Find the lines holding the string "Strategic" in the data, then copy all of them.

Entries from a dataset
________________________
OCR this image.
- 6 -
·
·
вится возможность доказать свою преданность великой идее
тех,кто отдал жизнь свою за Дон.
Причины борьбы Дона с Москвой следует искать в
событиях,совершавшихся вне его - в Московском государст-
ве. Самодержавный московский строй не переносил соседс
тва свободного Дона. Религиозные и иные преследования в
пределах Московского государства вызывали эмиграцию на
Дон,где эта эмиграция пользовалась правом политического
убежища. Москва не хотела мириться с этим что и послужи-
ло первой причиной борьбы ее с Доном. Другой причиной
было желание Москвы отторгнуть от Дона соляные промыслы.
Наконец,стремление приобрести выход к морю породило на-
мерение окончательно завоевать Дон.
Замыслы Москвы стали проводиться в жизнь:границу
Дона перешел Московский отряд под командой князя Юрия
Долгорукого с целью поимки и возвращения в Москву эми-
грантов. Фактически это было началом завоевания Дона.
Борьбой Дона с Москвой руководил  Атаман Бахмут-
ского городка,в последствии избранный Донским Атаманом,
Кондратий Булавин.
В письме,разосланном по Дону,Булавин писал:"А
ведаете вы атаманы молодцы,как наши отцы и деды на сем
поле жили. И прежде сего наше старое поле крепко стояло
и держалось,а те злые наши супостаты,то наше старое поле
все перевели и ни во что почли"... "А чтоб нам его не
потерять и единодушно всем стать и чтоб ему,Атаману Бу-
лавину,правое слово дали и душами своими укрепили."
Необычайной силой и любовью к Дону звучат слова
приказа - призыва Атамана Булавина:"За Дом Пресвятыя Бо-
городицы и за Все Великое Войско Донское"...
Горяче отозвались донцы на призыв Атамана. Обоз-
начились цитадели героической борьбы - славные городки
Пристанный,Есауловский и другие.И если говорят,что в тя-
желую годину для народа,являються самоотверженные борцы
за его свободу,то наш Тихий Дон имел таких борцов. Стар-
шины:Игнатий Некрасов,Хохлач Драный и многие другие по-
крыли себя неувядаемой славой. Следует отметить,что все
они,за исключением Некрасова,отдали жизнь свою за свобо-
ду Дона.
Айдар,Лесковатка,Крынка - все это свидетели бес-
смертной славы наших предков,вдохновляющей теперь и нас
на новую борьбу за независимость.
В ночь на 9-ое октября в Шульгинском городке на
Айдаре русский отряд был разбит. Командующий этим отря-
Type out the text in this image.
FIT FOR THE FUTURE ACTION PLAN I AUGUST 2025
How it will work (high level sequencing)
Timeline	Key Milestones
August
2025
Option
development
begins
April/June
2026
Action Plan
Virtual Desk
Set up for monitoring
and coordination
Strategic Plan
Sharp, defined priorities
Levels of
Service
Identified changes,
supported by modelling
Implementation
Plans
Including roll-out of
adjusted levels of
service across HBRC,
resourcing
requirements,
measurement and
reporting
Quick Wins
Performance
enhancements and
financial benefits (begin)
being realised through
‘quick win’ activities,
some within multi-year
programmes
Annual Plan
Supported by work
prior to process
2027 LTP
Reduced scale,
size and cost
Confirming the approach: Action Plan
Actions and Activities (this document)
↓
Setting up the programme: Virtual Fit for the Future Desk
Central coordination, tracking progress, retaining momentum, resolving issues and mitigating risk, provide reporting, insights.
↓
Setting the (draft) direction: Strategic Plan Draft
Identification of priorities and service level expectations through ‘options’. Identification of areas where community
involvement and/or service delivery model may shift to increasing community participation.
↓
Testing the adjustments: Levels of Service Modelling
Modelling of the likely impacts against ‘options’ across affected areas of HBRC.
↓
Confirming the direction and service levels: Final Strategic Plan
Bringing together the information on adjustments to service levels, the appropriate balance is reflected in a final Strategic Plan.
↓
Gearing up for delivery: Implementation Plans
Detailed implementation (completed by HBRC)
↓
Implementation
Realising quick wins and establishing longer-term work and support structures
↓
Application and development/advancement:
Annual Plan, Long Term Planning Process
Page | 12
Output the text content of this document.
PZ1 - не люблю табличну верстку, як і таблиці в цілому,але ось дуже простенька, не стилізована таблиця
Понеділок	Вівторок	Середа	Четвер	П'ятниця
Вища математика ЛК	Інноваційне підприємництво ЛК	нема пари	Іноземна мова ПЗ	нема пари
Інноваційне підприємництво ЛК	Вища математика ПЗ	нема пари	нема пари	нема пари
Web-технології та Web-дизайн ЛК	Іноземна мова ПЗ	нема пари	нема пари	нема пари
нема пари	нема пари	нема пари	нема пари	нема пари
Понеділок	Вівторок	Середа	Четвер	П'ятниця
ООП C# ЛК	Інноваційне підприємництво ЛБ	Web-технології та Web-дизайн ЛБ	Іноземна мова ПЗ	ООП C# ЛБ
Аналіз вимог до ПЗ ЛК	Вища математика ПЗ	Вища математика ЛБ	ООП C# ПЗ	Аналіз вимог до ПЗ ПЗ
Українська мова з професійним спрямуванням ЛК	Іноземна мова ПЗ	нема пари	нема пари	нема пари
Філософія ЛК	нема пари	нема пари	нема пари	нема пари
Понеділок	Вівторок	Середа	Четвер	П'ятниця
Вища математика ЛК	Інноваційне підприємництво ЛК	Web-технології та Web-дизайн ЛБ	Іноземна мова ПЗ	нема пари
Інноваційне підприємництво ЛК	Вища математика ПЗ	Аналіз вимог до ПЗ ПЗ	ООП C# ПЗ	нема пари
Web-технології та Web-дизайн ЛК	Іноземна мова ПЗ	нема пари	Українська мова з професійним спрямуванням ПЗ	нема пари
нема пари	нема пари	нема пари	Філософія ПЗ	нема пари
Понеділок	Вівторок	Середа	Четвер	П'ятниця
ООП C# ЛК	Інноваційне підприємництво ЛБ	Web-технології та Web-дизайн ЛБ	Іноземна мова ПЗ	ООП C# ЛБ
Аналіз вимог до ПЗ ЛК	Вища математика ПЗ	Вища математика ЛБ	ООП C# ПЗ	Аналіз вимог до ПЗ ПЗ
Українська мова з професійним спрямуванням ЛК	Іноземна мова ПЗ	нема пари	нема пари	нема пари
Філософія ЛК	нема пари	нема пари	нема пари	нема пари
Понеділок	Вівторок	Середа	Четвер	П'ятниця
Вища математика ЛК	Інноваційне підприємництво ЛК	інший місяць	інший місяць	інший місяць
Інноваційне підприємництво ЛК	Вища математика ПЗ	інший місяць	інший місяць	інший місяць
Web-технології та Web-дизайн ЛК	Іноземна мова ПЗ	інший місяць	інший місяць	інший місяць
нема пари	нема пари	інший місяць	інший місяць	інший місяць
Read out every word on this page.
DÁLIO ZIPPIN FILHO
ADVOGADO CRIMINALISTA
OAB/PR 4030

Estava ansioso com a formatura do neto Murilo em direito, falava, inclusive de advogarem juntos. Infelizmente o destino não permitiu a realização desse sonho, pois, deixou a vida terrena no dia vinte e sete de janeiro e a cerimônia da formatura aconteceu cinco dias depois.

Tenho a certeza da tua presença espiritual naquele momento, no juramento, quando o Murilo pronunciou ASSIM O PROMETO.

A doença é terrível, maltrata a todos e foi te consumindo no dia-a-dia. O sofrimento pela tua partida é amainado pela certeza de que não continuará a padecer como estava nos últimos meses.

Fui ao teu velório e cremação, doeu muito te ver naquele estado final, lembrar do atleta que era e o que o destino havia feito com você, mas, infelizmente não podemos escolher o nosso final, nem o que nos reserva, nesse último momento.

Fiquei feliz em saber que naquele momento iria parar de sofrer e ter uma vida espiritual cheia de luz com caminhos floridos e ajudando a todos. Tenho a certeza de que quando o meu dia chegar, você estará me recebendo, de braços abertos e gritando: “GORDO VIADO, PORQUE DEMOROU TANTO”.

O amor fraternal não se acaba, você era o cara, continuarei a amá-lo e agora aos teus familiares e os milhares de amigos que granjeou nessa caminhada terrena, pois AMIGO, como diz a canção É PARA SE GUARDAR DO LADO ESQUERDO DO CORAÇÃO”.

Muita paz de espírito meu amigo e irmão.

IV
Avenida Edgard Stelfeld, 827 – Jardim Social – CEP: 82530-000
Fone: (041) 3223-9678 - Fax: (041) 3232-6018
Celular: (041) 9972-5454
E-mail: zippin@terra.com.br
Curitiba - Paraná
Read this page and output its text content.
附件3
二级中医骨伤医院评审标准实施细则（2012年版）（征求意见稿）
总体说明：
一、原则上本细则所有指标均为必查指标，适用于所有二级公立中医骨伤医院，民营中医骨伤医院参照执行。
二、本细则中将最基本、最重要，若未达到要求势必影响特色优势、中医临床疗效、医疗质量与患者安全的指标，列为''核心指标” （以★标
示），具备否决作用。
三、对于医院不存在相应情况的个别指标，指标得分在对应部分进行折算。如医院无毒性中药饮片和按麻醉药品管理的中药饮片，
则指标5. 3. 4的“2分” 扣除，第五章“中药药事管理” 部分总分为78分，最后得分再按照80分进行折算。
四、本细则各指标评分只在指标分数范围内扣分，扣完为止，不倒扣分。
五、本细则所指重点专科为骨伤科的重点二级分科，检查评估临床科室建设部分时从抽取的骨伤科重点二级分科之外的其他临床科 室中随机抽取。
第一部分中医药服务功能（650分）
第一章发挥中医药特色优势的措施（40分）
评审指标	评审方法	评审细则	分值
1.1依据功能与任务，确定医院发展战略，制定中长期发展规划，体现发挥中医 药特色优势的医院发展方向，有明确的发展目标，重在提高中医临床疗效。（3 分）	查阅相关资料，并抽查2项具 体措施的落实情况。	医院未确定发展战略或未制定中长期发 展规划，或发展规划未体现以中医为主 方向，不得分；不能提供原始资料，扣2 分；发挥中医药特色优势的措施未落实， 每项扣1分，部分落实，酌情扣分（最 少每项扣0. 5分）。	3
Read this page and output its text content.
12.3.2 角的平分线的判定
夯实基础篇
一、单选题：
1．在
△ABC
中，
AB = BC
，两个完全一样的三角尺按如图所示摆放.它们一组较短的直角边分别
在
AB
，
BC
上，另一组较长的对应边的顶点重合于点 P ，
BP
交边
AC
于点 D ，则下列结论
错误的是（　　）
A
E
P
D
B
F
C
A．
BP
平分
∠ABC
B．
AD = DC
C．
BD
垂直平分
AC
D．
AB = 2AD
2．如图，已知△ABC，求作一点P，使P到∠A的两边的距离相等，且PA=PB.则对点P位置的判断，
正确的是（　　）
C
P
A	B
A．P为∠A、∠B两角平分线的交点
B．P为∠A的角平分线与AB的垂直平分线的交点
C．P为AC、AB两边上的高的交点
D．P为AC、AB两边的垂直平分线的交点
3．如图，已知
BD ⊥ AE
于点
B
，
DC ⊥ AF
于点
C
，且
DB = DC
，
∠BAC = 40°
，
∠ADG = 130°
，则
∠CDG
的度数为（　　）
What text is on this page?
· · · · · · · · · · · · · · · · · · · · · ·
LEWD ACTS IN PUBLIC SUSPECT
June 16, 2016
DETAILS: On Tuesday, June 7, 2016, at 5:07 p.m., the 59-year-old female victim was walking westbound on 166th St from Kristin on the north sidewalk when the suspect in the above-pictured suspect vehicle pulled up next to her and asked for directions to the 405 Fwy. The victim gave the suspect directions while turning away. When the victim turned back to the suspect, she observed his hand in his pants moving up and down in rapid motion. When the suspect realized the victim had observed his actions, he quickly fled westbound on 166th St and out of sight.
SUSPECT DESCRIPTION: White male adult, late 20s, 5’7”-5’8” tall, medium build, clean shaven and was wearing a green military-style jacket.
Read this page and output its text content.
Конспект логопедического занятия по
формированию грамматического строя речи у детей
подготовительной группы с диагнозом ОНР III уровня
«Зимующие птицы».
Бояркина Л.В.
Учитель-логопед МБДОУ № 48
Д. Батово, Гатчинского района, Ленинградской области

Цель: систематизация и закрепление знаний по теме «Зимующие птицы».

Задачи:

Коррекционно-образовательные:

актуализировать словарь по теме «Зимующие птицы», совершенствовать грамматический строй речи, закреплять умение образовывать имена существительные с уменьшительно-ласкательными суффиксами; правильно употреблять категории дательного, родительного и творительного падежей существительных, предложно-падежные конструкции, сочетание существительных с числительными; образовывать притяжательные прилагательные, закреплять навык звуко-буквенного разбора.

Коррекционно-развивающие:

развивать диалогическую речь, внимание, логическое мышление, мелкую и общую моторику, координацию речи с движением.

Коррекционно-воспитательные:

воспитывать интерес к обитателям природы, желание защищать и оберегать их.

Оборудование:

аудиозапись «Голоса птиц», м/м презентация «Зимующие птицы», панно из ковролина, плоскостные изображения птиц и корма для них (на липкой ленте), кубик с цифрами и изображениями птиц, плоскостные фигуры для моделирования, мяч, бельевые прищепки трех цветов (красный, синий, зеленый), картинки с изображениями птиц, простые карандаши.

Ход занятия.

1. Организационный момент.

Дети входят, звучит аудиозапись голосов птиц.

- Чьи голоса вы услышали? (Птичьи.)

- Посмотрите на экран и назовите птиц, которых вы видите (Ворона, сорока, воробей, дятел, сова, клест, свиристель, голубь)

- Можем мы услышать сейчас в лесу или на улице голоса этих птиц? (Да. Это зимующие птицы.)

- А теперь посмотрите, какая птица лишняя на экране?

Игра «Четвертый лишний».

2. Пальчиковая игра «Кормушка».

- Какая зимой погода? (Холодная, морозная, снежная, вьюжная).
________________________
**Task solution**
Strategic Plan
Setting the (draft) direction: Strategic Plan Draft
Confirming the direction and service levels: Final Strategic Plan
Bringing together the information on adjustments to service levels, the appropriate balance is reflected in a final Strategic Plan.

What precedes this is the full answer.